Nothing in the data should change when you return it, but leave the pictures out.

☆ ☆ ☆ ☆

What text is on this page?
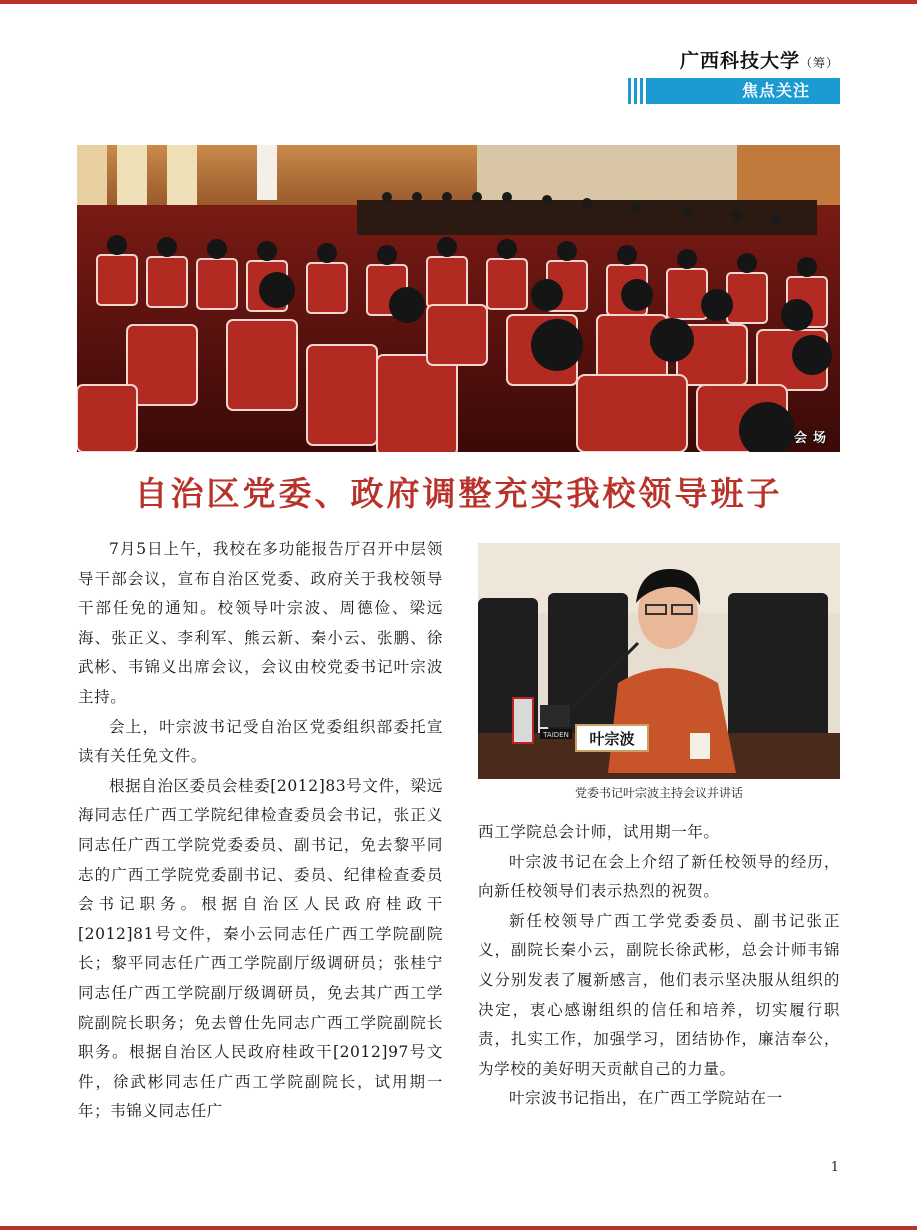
广西科技大学（筹）
焦点关注
会场
自治区党委、政府调整充实我校领导班子

7月5日上午，我校在多功能报告厅召开中层领导干部会议，宣布自治区党委、政府关于我校领导干部任免的通知。校领导叶宗波、周德俭、梁远海、张正义、李利军、熊云新、秦小云、张鹏、徐武彬、韦锦义出席会议，会议由校党委书记叶宗波主持。

会上，叶宗波书记受自治区党委组织部委托宣读有关任免文件。

根据自治区委员会桂委[2012]83号文件，梁远海同志任广西工学院纪律检查委员会书记，张正义同志任广西工学院党委委员、副书记，免去黎平同志的广西工学院党委副书记、委员、纪律检查委员会书记职务。根据自治区人民政府桂政干[2012]81号文件，秦小云同志任广西工学院副院长；黎平同志任广西工学院副厅级调研员；张桂宁同志任广西工学院副厅级调研员，免去其广西工学院副院长职务；免去曾仕先同志广西工学院副院长职务。根据自治区人民政府桂政干[2012]97号文件，徐武彬同志任广西工学院副院长，试用期一年；韦锦义同志任广

叶宗波
TAIDEN
党委书记叶宗波主持会议并讲话

西工学院总会计师，试用期一年。

叶宗波书记在会上介绍了新任校领导的经历，向新任校领导们表示热烈的祝贺。

新任校领导广西工学党委委员、副书记张正义，副院长秦小云，副院长徐武彬，总会计师韦锦义分别发表了履新感言，他们表示坚决服从组织的决定，衷心感谢组织的信任和培养，切实履行职责，扎实工作，加强学习，团结协作，廉洁奉公，为学校的美好明天贡献自己的力量。

叶宗波书记指出，在广西工学院站在一

1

☆ ☆ ☆ ☆

## [Exercise result]
What text is on this page?
广西科技大学（筹）
焦点关注
会场
自治区党委、政府调整充实我校领导班子

7月5日上午，我校在多功能报告厅召开中层领导干部会议，宣布自治区党委、政府关于我校领导干部任免的通知。校领导叶宗波、周德俭、梁远海、张正义、李利军、熊云新、秦小云、张鹏、徐武彬、韦锦义出席会议，会议由校党委书记叶宗波主持。

会上，叶宗波书记受自治区党委组织部委托宣读有关任免文件。

根据自治区委员会桂委[2012]83号文件，梁远海同志任广西工学院纪律检查委员会书记，张正义同志任广西工学院党委委员、副书记，免去黎平同志的广西工学院党委副书记、委员、纪律检查委员会书记职务。根据自治区人民政府桂政干[2012]81号文件，秦小云同志任广西工学院副院长；黎平同志任广西工学院副厅级调研员；张桂宁同志任广西工学院副厅级调研员，免去其广西工学院副院长职务；免去曾仕先同志广西工学院副院长职务。根据自治区人民政府桂政干[2012]97号文件，徐武彬同志任广西工学院副院长，试用期一年；韦锦义同志任广

叶宗波
TAIDEN
党委书记叶宗波主持会议并讲话

西工学院总会计师，试用期一年。

叶宗波书记在会上介绍了新任校领导的经历，向新任校领导们表示热烈的祝贺。

新任校领导广西工学党委委员、副书记张正义，副院长秦小云，副院长徐武彬，总会计师韦锦义分别发表了履新感言，他们表示坚决服从组织的决定，衷心感谢组织的信任和培养，切实履行职责，扎实工作，加强学习，团结协作，廉洁奉公，为学校的美好明天贡献自己的力量。

叶宗波书记指出，在广西工学院站在一

1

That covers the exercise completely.